:: Data provided ::
· · · ·

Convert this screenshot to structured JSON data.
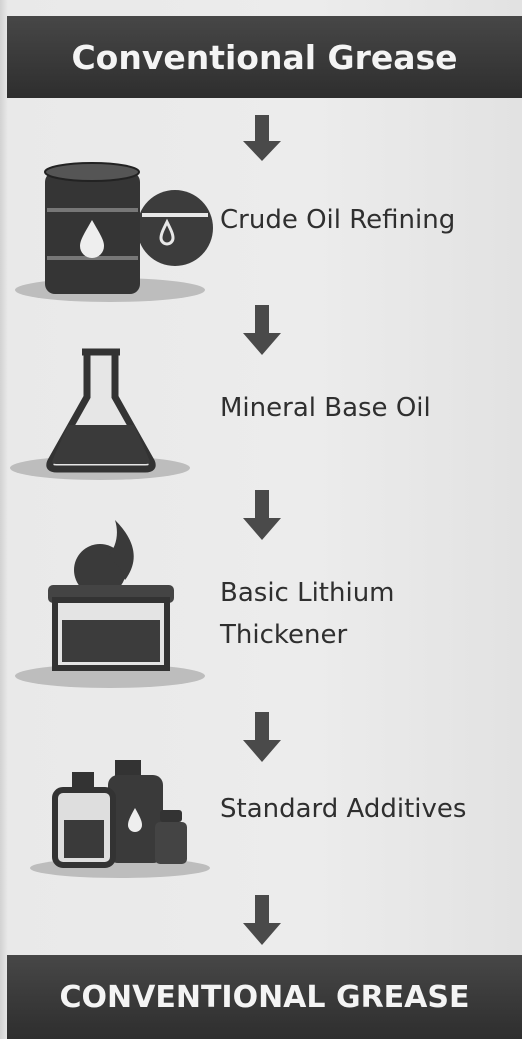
{
  "header": {
    "title": "Conventional Grease"
  },
  "steps": [
    {
      "label": "Crude Oil Refining"
    },
    {
      "label": "Mineral Base Oil"
    },
    {
      "label": "Basic Lithium Thickener"
    },
    {
      "label": "Standard Additives"
    }
  ],
  "footer": {
    "title": "CONVENTIONAL GREASE"
  }
}
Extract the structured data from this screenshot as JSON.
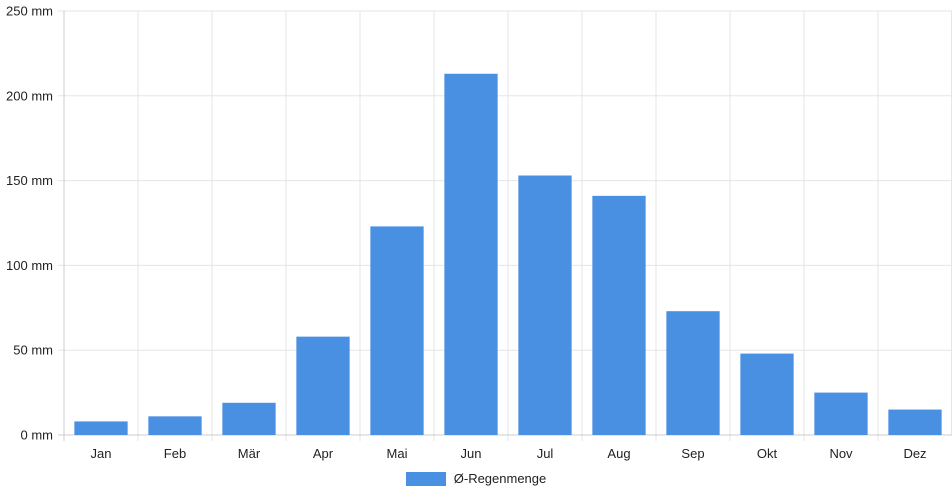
{
  "chart_data": {
    "type": "bar",
    "categories": [
      "Jan",
      "Feb",
      "Mär",
      "Apr",
      "Mai",
      "Jun",
      "Jul",
      "Aug",
      "Sep",
      "Okt",
      "Nov",
      "Dez"
    ],
    "series": [
      {
        "name": "Ø-Regenmenge",
        "values": [
          8,
          11,
          19,
          58,
          123,
          213,
          153,
          141,
          73,
          48,
          25,
          15
        ]
      }
    ],
    "y_ticks": [
      "0 mm",
      "50 mm",
      "100 mm",
      "150 mm",
      "200 mm",
      "250 mm"
    ],
    "ylim": [
      0,
      250
    ],
    "unit": "mm",
    "grid": true,
    "legend_position": "bottom-center",
    "colors": {
      "bar": "#4a90e2",
      "grid": "#e5e5e5",
      "axis": "#cccccc"
    }
  }
}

· · · ·

Extract exactly the lines above from the line containing "Extract the structured" through the last one, both ends included, but not the pictures.

:: Final result ::
Extract the structured data from this screenshot as JSON.
{
  "chart_data": {
    "type": "bar",
    "categories": [
      "Jan",
      "Feb",
      "Mär",
      "Apr",
      "Mai",
      "Jun",
      "Jul",
      "Aug",
      "Sep",
      "Okt",
      "Nov",
      "Dez"
    ],
    "series": [
      {
        "name": "Ø-Regenmenge",
        "values": [
          8,
          11,
          19,
          58,
          123,
          213,
          153,
          141,
          73,
          48,
          25,
          15
        ]
      }
    ],
    "y_ticks": [
      "0 mm",
      "50 mm",
      "100 mm",
      "150 mm",
      "200 mm",
      "250 mm"
    ],
    "ylim": [
      0,
      250
    ],
    "unit": "mm",
    "grid": true,
    "legend_position": "bottom-center",
    "colors": {
      "bar": "#4a90e2",
      "grid": "#e5e5e5",
      "axis": "#cccccc"
    }
  }
}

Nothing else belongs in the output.